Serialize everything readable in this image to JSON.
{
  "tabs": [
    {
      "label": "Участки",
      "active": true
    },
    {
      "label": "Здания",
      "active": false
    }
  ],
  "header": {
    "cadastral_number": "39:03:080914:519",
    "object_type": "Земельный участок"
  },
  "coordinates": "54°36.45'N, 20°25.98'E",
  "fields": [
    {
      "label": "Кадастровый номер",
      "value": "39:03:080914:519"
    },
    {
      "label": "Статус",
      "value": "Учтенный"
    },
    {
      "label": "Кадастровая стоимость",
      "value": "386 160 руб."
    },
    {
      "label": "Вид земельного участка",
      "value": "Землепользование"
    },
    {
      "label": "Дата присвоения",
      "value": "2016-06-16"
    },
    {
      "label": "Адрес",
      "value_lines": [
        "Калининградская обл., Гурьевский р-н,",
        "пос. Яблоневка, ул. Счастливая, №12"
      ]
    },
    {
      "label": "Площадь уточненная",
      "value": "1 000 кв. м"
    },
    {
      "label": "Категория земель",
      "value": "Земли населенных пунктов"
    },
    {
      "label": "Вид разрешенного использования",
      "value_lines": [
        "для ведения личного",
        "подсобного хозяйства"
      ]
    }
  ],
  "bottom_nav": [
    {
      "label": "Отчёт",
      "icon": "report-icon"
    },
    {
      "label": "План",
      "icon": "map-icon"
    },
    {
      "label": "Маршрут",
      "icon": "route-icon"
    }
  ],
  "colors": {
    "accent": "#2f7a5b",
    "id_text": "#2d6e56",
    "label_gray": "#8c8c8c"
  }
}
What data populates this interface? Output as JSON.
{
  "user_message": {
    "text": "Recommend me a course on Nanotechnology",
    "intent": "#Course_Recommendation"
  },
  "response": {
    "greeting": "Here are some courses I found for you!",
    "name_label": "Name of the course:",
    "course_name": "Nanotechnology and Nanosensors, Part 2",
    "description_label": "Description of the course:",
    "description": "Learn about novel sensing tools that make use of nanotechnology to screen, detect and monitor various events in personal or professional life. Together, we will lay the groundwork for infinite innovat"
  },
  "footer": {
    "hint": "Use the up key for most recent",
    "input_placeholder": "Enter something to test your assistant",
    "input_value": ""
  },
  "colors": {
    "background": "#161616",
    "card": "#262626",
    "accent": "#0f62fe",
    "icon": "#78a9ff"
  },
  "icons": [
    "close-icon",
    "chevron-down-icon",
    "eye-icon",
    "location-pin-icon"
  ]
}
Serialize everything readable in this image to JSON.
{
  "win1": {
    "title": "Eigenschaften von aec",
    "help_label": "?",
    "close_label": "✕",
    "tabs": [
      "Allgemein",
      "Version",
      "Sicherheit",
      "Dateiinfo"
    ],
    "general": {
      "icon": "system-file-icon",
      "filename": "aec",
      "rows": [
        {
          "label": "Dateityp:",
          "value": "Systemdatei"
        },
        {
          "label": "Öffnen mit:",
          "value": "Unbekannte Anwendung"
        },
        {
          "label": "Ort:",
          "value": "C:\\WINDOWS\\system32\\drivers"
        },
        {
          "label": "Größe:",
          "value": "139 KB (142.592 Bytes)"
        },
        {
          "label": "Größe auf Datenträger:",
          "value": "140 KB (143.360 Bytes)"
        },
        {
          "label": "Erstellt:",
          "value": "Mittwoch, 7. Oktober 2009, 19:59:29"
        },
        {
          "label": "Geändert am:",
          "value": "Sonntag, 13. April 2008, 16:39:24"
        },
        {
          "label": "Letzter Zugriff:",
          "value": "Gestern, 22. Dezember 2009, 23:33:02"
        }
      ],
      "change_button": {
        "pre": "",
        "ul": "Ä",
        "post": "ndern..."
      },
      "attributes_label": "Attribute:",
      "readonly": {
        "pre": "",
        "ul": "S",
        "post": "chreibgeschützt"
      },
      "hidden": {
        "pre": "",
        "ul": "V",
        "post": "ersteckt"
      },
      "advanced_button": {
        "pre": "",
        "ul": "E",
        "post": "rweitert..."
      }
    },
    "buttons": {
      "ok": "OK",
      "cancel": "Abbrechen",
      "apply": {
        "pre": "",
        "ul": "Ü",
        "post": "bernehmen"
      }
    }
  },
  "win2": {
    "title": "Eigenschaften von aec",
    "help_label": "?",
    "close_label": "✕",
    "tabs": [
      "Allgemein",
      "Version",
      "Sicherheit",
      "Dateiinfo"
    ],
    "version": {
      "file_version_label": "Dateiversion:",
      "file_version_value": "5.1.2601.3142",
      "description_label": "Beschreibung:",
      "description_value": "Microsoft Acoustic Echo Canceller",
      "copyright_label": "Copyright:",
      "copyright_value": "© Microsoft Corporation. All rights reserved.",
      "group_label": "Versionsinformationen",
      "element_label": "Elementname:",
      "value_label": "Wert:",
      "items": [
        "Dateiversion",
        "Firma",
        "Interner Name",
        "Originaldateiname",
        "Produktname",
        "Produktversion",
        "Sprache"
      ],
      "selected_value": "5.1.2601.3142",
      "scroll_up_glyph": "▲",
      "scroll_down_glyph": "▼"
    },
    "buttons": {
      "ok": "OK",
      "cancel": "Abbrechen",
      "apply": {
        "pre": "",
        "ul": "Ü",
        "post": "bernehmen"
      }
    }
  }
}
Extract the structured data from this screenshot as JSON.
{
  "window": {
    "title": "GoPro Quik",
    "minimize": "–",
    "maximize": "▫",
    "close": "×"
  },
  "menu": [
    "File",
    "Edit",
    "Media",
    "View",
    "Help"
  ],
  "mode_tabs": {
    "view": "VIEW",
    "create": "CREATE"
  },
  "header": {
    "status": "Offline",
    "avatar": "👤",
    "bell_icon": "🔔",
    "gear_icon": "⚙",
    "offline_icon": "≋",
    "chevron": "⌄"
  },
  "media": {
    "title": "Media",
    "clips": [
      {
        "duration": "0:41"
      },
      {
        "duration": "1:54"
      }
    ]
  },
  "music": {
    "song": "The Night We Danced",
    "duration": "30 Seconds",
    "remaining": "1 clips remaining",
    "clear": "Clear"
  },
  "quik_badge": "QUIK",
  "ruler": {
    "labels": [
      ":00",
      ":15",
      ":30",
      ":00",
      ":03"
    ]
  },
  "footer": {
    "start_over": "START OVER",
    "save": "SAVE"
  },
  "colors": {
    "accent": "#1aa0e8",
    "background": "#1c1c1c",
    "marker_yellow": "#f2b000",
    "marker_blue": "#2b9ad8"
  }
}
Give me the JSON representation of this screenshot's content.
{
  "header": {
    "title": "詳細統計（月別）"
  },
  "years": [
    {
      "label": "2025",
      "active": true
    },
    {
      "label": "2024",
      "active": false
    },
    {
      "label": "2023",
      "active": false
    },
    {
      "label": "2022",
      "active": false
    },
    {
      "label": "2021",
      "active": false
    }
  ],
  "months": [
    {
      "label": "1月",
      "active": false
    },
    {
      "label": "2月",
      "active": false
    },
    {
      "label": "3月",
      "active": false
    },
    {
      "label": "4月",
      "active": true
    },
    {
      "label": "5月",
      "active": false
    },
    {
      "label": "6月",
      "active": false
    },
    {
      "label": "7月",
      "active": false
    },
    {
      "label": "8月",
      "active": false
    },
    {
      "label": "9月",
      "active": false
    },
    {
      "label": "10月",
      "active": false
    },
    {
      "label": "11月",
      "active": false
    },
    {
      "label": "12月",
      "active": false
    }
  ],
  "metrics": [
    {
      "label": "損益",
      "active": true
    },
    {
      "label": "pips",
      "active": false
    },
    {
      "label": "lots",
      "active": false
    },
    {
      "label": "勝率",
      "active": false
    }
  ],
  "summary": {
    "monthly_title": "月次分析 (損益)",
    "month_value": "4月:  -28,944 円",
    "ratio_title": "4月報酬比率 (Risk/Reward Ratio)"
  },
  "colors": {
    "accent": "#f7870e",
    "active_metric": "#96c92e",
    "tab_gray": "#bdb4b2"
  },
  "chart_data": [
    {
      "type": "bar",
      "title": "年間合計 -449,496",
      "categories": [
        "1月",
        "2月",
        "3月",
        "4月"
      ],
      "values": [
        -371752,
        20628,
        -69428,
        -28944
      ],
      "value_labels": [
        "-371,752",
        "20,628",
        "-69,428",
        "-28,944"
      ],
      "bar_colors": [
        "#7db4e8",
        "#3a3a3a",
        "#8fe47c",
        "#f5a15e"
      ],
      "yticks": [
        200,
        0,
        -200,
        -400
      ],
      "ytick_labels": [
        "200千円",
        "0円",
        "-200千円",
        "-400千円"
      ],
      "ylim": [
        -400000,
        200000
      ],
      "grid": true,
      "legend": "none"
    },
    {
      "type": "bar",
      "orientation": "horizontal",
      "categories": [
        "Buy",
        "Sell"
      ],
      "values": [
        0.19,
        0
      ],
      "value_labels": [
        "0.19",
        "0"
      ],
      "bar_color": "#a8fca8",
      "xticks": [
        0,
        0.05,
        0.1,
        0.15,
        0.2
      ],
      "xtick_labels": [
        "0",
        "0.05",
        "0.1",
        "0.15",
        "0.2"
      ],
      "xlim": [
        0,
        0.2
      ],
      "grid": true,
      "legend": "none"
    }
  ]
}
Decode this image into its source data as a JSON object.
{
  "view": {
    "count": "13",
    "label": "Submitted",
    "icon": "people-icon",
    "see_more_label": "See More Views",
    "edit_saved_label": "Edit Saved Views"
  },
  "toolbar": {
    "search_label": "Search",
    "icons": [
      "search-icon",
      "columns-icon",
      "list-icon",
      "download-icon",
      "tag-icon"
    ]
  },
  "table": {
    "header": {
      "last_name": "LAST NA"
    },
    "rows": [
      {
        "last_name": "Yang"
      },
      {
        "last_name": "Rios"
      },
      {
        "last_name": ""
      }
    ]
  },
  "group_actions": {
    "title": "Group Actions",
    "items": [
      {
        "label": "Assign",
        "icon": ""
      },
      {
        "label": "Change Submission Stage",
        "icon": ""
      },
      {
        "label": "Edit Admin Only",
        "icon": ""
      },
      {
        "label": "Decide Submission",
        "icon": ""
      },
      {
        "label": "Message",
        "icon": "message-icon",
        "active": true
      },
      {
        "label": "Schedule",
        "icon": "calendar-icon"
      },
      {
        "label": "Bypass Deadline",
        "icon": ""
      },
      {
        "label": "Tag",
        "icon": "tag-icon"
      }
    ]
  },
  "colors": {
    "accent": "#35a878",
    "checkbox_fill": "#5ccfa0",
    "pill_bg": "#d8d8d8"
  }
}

» **Task to complete**:
Where a line holds "post", copy that line.

» **The completed task**:
        "post": "ndern..."
        "post": "chreibgeschützt"
        "post": "ersteckt"
        "post": "rweitert..."
        "post": "bernehmen"
        "post": "bernehmen"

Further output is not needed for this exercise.